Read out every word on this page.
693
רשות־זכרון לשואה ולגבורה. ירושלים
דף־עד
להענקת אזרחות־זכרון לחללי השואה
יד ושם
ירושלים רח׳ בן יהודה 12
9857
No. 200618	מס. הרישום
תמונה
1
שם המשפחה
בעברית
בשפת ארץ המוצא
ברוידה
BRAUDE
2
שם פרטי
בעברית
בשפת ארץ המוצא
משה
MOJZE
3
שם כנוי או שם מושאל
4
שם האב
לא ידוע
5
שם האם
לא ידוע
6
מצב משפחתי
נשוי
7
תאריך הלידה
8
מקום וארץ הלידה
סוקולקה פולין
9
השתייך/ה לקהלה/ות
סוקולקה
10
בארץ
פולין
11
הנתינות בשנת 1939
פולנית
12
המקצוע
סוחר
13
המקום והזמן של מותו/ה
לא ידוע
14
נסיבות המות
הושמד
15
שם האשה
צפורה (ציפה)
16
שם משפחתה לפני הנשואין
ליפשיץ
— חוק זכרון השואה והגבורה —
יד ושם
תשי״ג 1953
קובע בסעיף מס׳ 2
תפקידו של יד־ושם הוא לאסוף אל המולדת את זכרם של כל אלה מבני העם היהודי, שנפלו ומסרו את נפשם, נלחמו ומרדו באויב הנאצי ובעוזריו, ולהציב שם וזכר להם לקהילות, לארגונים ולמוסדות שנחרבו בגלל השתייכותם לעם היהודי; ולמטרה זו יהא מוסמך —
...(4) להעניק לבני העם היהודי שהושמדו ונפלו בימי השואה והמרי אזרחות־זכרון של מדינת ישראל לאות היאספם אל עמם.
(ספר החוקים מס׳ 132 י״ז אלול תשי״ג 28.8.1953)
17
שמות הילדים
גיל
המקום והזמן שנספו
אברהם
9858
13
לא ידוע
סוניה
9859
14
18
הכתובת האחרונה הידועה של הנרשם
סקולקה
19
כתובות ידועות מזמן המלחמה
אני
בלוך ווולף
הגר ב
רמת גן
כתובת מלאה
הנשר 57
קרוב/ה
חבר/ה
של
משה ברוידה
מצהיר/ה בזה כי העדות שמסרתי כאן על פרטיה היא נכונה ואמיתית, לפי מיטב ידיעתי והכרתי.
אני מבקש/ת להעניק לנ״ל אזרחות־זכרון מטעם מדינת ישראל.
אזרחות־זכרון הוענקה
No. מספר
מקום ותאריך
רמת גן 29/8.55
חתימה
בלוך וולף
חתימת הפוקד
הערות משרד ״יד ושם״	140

********

Output all preceding records character for character.

> _Written answer_:
Read out every word on this page.
693
רשות־זכרון לשואה ולגבורה. ירושלים
דף־עד
להענקת אזרחות־זכרון לחללי השואה
יד ושם
ירושלים רח׳ בן יהודה 12
9857
No. 200618	מס. הרישום
תמונה
1
שם המשפחה
בעברית
בשפת ארץ המוצא
ברוידה
BRAUDE
2
שם פרטי
בעברית
בשפת ארץ המוצא
משה
MOJZE
3
שם כנוי או שם מושאל
4
שם האב
לא ידוע
5
שם האם
לא ידוע
6
מצב משפחתי
נשוי
7
תאריך הלידה
8
מקום וארץ הלידה
סוקולקה פולין
9
השתייך/ה לקהלה/ות
סוקולקה
10
בארץ
פולין
11
הנתינות בשנת 1939
פולנית
12
המקצוע
סוחר
13
המקום והזמן של מותו/ה
לא ידוע
14
נסיבות המות
הושמד
15
שם האשה
צפורה (ציפה)
16
שם משפחתה לפני הנשואין
ליפשיץ
— חוק זכרון השואה והגבורה —
יד ושם
תשי״ג 1953
קובע בסעיף מס׳ 2
תפקידו של יד־ושם הוא לאסוף אל המולדת את זכרם של כל אלה מבני העם היהודי, שנפלו ומסרו את נפשם, נלחמו ומרדו באויב הנאצי ובעוזריו, ולהציב שם וזכר להם לקהילות, לארגונים ולמוסדות שנחרבו בגלל השתייכותם לעם היהודי; ולמטרה זו יהא מוסמך —
...(4) להעניק לבני העם היהודי שהושמדו ונפלו בימי השואה והמרי אזרחות־זכרון של מדינת ישראל לאות היאספם אל עמם.
(ספר החוקים מס׳ 132 י״ז אלול תשי״ג 28.8.1953)
17
שמות הילדים
גיל
המקום והזמן שנספו
אברהם
9858
13
לא ידוע
סוניה
9859
14
18
הכתובת האחרונה הידועה של הנרשם
סקולקה
19
כתובות ידועות מזמן המלחמה
אני
בלוך ווולף
הגר ב
רמת גן
כתובת מלאה
הנשר 57
קרוב/ה
חבר/ה
של
משה ברוידה
מצהיר/ה בזה כי העדות שמסרתי כאן על פרטיה היא נכונה ואמיתית, לפי מיטב ידיעתי והכרתי.
אני מבקש/ת להעניק לנ״ל אזרחות־זכרון מטעם מדינת ישראל.
אזרחות־זכרון הוענקה
No. מספר
מקום ותאריך
רמת גן 29/8.55
חתימה
בלוך וולף
חתימת הפוקד
הערות משרד ״יד ושם״	140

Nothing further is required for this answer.